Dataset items
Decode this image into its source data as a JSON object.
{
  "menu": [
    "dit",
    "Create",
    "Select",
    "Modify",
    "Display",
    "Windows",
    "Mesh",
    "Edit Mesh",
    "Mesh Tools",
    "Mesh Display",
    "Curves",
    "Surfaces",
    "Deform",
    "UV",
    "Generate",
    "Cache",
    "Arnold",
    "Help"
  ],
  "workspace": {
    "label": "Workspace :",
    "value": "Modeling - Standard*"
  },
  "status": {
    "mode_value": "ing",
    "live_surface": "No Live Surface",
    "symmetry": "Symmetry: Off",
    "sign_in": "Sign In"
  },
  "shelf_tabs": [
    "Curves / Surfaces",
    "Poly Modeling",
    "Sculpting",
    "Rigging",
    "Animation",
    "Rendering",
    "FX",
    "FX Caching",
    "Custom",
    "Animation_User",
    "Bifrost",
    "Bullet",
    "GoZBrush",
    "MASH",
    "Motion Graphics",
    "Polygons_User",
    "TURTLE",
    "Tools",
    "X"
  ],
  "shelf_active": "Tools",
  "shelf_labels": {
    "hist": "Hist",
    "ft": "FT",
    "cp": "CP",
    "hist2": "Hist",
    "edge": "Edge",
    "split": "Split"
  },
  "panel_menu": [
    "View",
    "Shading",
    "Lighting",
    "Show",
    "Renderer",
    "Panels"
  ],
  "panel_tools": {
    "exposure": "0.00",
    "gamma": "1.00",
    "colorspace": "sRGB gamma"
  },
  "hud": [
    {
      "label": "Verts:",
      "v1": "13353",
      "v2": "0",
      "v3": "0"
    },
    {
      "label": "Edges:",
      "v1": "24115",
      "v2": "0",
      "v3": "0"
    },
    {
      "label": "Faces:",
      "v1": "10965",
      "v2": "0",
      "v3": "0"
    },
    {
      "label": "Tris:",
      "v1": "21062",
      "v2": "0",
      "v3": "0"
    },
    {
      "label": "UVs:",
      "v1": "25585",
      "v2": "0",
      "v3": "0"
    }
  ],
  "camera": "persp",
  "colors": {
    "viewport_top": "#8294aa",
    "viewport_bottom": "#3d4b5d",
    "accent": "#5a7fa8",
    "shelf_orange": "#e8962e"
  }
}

◆ Exercise
Read the entries and show each line that mentions "Modeling".

◆ Completed task
    "value": "Modeling - Standard*"
    "Poly Modeling",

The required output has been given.